Below is a set of records; print all of them exactly as written.

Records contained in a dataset
# # # # # # #
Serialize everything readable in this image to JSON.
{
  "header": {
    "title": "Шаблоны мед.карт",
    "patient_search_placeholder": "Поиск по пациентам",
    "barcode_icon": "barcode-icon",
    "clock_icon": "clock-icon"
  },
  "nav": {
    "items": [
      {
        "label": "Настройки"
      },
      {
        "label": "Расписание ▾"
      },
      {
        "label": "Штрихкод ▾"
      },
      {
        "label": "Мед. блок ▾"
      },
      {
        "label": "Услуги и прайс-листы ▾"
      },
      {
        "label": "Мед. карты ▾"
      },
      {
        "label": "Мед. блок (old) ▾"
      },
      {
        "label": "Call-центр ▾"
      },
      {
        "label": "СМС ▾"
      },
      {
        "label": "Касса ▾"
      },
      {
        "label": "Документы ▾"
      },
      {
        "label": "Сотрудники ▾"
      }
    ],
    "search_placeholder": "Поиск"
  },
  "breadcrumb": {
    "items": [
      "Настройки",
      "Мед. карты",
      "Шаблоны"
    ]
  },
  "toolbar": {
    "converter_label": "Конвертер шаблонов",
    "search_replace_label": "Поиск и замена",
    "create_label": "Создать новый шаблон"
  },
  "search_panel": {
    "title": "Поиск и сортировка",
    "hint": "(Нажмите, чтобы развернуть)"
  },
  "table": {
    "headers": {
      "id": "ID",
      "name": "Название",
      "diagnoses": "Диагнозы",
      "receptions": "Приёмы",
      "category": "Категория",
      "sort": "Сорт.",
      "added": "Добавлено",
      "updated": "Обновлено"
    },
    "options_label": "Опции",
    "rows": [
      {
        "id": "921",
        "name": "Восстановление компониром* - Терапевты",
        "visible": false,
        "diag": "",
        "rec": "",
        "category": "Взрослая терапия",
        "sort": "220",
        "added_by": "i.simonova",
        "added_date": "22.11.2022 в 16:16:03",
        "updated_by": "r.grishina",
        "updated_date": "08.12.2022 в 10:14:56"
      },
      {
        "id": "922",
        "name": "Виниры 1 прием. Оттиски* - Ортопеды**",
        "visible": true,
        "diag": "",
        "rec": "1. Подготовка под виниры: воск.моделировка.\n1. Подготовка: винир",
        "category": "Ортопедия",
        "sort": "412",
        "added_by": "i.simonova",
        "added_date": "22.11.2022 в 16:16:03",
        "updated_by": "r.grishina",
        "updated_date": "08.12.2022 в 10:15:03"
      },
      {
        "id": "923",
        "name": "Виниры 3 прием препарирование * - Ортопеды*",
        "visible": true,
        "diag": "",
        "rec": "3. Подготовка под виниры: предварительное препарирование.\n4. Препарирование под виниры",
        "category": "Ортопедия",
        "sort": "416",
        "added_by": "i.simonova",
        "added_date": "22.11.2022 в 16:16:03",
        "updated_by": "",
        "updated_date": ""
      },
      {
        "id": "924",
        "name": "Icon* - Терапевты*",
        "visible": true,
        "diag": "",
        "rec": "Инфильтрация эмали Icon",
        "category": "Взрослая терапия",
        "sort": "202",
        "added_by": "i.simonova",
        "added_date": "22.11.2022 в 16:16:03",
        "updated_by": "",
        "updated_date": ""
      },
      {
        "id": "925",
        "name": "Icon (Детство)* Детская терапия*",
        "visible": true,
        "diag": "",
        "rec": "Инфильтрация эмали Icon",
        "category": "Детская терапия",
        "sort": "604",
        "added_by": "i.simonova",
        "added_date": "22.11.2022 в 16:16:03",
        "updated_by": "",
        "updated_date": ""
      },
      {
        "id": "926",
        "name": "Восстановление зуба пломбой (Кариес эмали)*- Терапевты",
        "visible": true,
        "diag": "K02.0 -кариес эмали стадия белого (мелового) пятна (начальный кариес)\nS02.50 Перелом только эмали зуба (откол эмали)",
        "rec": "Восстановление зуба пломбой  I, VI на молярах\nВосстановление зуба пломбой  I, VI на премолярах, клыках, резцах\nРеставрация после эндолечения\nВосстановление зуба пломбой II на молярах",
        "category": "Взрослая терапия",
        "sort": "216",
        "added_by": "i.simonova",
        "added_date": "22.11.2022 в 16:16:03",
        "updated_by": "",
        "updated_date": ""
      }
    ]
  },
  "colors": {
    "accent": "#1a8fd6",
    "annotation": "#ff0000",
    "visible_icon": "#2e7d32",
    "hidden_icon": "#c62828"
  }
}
# # # # # # #
EXPECTED ANSWER:
Serialize everything readable in this image to JSON.
{
  "header": {
    "title": "Шаблоны мед.карт",
    "patient_search_placeholder": "Поиск по пациентам",
    "barcode_icon": "barcode-icon",
    "clock_icon": "clock-icon"
  },
  "nav": {
    "items": [
      {
        "label": "Настройки"
      },
      {
        "label": "Расписание ▾"
      },
      {
        "label": "Штрихкод ▾"
      },
      {
        "label": "Мед. блок ▾"
      },
      {
        "label": "Услуги и прайс-листы ▾"
      },
      {
        "label": "Мед. карты ▾"
      },
      {
        "label": "Мед. блок (old) ▾"
      },
      {
        "label": "Call-центр ▾"
      },
      {
        "label": "СМС ▾"
      },
      {
        "label": "Касса ▾"
      },
      {
        "label": "Документы ▾"
      },
      {
        "label": "Сотрудники ▾"
      }
    ],
    "search_placeholder": "Поиск"
  },
  "breadcrumb": {
    "items": [
      "Настройки",
      "Мед. карты",
      "Шаблоны"
    ]
  },
  "toolbar": {
    "converter_label": "Конвертер шаблонов",
    "search_replace_label": "Поиск и замена",
    "create_label": "Создать новый шаблон"
  },
  "search_panel": {
    "title": "Поиск и сортировка",
    "hint": "(Нажмите, чтобы развернуть)"
  },
  "table": {
    "headers": {
      "id": "ID",
      "name": "Название",
      "diagnoses": "Диагнозы",
      "receptions": "Приёмы",
      "category": "Категория",
      "sort": "Сорт.",
      "added": "Добавлено",
      "updated": "Обновлено"
    },
    "options_label": "Опции",
    "rows": [
      {
        "id": "921",
        "name": "Восстановление компониром* - Терапевты",
        "visible": false,
        "diag": "",
        "rec": "",
        "category": "Взрослая терапия",
        "sort": "220",
        "added_by": "i.simonova",
        "added_date": "22.11.2022 в 16:16:03",
        "updated_by": "r.grishina",
        "updated_date": "08.12.2022 в 10:14:56"
      },
      {
        "id": "922",
        "name": "Виниры 1 прием. Оттиски* - Ортопеды**",
        "visible": true,
        "diag": "",
        "rec": "1. Подготовка под виниры: воск.моделировка.\n1. Подготовка: винир",
        "category": "Ортопедия",
        "sort": "412",
        "added_by": "i.simonova",
        "added_date": "22.11.2022 в 16:16:03",
        "updated_by": "r.grishina",
        "updated_date": "08.12.2022 в 10:15:03"
      },
      {
        "id": "923",
        "name": "Виниры 3 прием препарирование * - Ортопеды*",
        "visible": true,
        "diag": "",
        "rec": "3. Подготовка под виниры: предварительное препарирование.\n4. Препарирование под виниры",
        "category": "Ортопедия",
        "sort": "416",
        "added_by": "i.simonova",
        "added_date": "22.11.2022 в 16:16:03",
        "updated_by": "",
        "updated_date": ""
      },
      {
        "id": "924",
        "name": "Icon* - Терапевты*",
        "visible": true,
        "diag": "",
        "rec": "Инфильтрация эмали Icon",
        "category": "Взрослая терапия",
        "sort": "202",
        "added_by": "i.simonova",
        "added_date": "22.11.2022 в 16:16:03",
        "updated_by": "",
        "updated_date": ""
      },
      {
        "id": "925",
        "name": "Icon (Детство)* Детская терапия*",
        "visible": true,
        "diag": "",
        "rec": "Инфильтрация эмали Icon",
        "category": "Детская терапия",
        "sort": "604",
        "added_by": "i.simonova",
        "added_date": "22.11.2022 в 16:16:03",
        "updated_by": "",
        "updated_date": ""
      },
      {
        "id": "926",
        "name": "Восстановление зуба пломбой (Кариес эмали)*- Терапевты",
        "visible": true,
        "diag": "K02.0 -кариес эмали стадия белого (мелового) пятна (начальный кариес)\nS02.50 Перелом только эмали зуба (откол эмали)",
        "rec": "Восстановление зуба пломбой  I, VI на молярах\nВосстановление зуба пломбой  I, VI на премолярах, клыках, резцах\nРеставрация после эндолечения\nВосстановление зуба пломбой II на молярах",
        "category": "Взрослая терапия",
        "sort": "216",
        "added_by": "i.simonova",
        "added_date": "22.11.2022 в 16:16:03",
        "updated_by": "",
        "updated_date": ""
      }
    ]
  },
  "colors": {
    "accent": "#1a8fd6",
    "annotation": "#ff0000",
    "visible_icon": "#2e7d32",
    "hidden_icon": "#c62828"
  }
}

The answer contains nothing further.